**Saved data entries:**
◆ ◆ ◆ ◆ ◆

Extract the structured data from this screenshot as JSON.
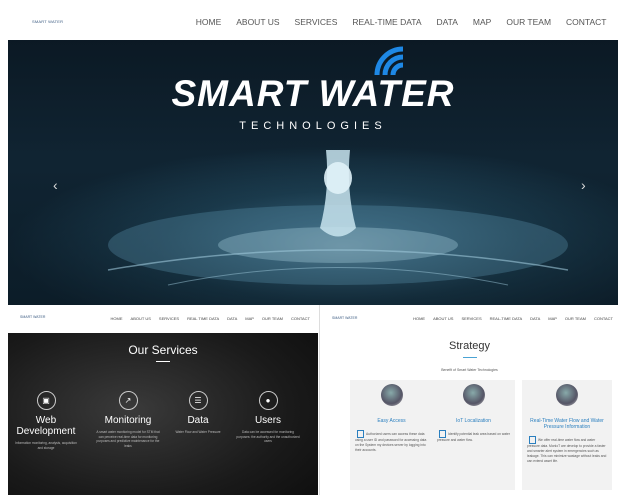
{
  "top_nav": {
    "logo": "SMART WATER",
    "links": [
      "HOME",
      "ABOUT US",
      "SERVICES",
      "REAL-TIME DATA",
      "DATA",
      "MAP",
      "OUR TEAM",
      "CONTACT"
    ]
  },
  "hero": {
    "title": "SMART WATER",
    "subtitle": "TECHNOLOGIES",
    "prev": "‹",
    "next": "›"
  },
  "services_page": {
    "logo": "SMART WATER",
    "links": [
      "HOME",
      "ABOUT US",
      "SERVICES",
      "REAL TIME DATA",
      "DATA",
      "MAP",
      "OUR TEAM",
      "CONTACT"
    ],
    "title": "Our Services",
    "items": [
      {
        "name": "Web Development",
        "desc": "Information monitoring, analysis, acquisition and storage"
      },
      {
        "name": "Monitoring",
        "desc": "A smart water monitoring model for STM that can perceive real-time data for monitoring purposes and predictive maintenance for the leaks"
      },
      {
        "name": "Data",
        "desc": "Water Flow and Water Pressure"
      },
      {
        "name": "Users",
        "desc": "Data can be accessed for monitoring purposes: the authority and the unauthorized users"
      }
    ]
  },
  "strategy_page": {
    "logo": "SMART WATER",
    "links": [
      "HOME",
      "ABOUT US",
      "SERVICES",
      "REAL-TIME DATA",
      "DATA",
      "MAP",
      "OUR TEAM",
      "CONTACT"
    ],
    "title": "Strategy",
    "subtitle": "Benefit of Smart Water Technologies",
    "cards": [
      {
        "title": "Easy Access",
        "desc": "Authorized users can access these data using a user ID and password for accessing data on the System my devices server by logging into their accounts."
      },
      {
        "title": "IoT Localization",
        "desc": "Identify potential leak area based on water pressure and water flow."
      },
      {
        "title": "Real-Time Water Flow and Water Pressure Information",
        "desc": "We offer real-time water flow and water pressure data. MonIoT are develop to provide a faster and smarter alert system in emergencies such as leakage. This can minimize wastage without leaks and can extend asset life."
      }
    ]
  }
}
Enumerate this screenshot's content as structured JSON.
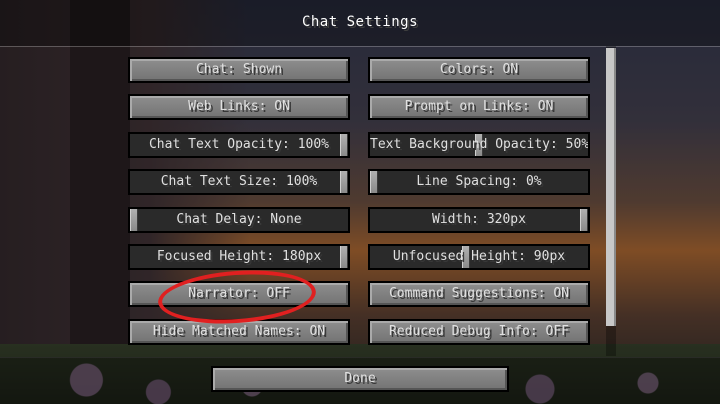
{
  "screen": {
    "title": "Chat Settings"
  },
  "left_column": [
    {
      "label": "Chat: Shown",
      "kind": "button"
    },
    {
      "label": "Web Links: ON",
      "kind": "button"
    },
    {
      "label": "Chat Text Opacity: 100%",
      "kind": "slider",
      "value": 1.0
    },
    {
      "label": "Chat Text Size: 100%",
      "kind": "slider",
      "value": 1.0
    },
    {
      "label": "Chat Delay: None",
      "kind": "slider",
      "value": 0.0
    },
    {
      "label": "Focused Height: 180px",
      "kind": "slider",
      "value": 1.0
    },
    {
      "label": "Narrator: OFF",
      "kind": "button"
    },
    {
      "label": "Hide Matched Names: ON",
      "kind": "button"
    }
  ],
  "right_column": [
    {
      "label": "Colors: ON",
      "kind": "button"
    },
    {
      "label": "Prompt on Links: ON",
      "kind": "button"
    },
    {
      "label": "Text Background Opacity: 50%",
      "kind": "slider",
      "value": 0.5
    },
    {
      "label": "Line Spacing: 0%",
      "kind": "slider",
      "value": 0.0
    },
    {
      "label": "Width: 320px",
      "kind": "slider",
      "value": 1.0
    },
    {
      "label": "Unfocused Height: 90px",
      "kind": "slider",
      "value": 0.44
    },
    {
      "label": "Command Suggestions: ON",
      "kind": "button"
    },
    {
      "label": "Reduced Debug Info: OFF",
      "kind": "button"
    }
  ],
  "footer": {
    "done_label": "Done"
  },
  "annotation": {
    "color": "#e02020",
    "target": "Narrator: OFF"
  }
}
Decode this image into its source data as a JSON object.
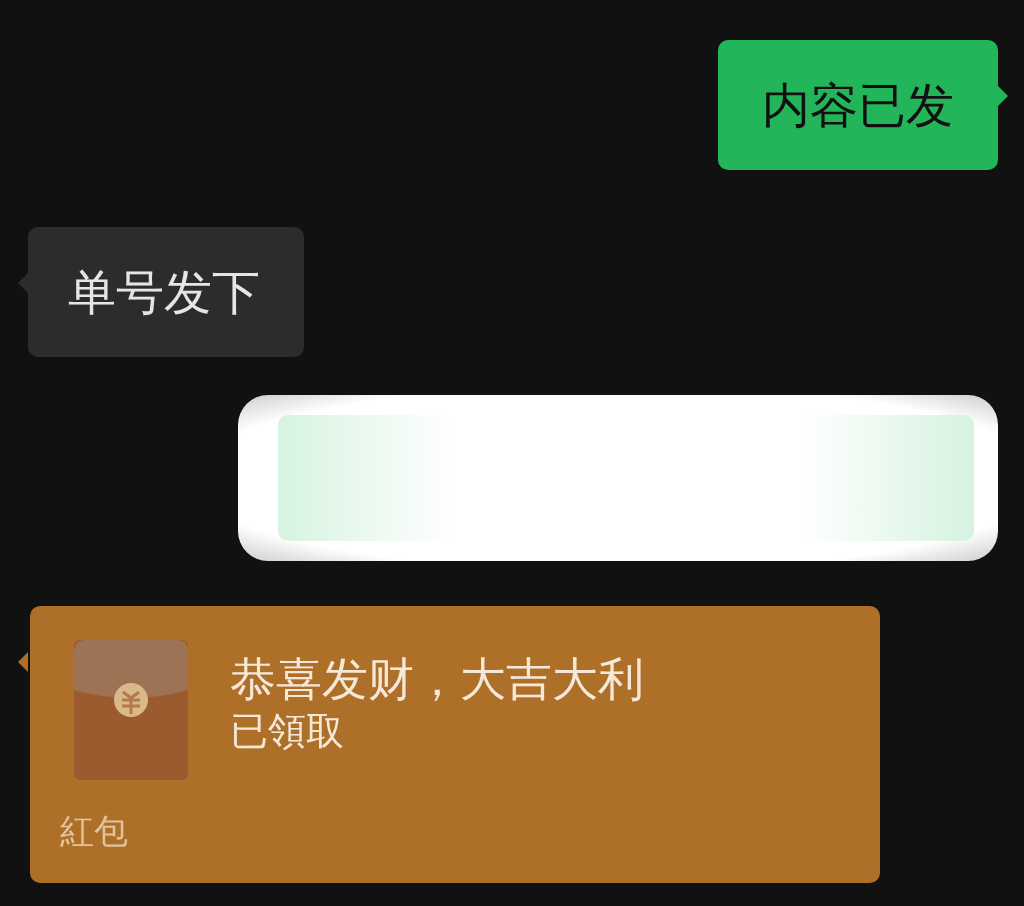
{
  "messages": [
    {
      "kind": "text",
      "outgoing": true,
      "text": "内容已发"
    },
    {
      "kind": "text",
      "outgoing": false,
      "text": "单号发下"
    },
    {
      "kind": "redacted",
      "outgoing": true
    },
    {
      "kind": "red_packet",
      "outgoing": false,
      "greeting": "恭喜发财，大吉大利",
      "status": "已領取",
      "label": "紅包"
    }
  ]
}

◆ ◆ ◆ ◆ ◆

**THE EXERCISE:** Which lines hold the word "screenshot"? Copy all of them.

**WRITTEN ANSWER:**
Extract the structured data from this screenshot as JSON.
Enumerate this screenshot's content as structured JSON.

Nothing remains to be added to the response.